* _PROBLEM DETAILS_: Show each line from the listing that includes the word "motherbase".

* _DATASET ROWS_:
========================
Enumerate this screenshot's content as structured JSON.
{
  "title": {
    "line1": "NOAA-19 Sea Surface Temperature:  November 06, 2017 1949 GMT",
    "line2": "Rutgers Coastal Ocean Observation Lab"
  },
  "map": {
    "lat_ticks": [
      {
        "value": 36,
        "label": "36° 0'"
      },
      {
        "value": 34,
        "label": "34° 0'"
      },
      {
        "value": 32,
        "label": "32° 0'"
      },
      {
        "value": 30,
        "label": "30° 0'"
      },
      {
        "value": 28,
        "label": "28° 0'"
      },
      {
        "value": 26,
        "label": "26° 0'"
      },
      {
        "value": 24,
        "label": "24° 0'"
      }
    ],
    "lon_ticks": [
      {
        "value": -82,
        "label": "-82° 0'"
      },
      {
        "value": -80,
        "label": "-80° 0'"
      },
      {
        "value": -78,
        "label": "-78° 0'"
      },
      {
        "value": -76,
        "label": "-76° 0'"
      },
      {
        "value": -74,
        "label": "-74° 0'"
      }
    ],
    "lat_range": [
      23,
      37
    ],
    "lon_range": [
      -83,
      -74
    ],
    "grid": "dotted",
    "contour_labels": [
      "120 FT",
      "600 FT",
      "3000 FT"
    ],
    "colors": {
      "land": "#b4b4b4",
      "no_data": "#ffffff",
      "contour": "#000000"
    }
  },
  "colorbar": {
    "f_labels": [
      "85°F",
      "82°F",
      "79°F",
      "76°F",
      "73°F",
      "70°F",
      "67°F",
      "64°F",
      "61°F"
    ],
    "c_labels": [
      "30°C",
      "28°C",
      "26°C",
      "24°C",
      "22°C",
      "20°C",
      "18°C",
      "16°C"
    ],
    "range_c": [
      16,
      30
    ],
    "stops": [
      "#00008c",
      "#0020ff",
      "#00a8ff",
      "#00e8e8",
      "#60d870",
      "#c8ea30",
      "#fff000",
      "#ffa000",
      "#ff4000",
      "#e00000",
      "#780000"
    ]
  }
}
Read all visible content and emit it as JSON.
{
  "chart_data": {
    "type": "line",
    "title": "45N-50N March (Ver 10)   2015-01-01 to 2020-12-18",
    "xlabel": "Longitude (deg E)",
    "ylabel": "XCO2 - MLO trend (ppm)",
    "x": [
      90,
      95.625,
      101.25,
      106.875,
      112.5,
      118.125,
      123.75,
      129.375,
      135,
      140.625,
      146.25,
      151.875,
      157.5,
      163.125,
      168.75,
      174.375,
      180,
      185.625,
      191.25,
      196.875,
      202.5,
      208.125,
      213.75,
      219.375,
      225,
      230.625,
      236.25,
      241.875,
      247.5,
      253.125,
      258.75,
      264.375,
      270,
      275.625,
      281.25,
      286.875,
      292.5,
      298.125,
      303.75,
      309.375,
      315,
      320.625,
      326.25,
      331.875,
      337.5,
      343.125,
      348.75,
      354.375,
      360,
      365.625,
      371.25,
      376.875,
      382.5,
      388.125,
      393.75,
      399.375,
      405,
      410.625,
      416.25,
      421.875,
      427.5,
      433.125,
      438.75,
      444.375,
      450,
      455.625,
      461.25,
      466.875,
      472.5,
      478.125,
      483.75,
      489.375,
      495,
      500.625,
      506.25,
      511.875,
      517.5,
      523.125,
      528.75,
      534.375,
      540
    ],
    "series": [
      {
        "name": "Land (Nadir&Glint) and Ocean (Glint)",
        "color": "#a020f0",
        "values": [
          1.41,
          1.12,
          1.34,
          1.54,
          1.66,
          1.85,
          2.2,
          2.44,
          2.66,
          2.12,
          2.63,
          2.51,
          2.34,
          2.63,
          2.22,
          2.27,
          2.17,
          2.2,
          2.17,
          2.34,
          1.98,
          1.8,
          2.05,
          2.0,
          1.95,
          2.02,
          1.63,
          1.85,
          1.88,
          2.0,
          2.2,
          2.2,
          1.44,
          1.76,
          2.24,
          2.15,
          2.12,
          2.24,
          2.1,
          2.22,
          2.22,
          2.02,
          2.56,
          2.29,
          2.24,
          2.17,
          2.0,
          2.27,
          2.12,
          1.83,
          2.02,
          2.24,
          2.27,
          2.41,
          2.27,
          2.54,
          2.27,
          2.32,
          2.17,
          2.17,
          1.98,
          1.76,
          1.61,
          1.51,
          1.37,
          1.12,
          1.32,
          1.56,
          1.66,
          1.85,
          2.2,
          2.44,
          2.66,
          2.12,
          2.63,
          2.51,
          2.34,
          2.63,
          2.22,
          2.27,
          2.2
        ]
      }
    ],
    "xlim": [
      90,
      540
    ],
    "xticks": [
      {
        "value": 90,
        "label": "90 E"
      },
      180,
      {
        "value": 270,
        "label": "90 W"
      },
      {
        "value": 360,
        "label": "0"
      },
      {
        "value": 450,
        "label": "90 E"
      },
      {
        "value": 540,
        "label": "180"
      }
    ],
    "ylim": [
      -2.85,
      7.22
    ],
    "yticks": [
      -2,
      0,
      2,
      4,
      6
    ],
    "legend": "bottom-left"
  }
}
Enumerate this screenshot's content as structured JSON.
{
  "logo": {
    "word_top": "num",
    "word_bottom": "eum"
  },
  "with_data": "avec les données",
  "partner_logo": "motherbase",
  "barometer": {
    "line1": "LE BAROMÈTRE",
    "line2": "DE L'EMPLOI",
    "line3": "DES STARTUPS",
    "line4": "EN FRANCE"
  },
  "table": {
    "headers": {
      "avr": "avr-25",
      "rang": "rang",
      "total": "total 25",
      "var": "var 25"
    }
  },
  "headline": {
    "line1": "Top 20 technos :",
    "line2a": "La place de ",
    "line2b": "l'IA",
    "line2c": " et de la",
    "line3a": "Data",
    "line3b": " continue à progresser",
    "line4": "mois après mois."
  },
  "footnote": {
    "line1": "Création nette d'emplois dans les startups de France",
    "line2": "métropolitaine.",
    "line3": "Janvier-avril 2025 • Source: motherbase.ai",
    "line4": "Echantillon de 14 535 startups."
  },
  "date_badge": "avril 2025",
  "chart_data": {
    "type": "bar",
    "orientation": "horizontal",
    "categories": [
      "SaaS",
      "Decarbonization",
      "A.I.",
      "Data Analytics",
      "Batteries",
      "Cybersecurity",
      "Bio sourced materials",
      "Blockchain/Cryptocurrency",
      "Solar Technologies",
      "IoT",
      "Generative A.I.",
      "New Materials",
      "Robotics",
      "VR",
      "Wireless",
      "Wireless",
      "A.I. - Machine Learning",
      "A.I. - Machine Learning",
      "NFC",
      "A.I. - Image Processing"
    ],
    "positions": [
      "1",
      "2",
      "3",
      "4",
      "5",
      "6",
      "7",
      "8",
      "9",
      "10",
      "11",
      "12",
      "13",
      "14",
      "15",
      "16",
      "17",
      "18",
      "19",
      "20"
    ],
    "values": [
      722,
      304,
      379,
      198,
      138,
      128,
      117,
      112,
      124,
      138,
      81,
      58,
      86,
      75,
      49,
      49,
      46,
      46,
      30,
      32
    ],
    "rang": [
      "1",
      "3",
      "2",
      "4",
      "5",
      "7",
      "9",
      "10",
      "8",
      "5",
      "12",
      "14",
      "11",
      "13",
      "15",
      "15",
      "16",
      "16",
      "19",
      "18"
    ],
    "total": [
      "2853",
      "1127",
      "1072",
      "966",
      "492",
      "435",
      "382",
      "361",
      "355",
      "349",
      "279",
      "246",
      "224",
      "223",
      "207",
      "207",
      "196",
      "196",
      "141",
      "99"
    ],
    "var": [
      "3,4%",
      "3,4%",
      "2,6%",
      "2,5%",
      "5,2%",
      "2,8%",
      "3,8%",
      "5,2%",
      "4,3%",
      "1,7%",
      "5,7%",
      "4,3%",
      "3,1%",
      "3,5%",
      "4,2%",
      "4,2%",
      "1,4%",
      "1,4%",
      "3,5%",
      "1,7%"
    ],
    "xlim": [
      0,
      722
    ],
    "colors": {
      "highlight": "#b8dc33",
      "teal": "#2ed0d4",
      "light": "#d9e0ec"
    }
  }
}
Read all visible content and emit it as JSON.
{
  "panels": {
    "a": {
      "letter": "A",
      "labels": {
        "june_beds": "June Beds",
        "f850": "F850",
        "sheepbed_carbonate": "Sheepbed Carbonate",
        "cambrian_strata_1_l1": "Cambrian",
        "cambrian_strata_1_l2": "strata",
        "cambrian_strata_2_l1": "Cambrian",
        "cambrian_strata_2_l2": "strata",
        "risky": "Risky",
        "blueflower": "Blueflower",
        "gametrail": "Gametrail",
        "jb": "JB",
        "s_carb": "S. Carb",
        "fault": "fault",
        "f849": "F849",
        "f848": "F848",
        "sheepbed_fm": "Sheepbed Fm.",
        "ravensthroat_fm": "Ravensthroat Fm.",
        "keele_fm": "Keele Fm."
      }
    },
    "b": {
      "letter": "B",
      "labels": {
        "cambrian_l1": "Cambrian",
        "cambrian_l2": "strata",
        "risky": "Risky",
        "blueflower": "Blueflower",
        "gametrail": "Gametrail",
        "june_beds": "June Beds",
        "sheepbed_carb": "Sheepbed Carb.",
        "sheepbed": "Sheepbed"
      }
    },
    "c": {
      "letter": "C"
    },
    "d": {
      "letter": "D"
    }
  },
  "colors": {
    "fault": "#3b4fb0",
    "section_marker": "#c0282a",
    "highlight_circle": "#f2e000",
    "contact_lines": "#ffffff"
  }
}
========================
* _SOLUTION FOR THIS PROBLEM_:
  "partner_logo": "motherbase",
    "line3": "Janvier-avril 2025 • Source: motherbase.ai",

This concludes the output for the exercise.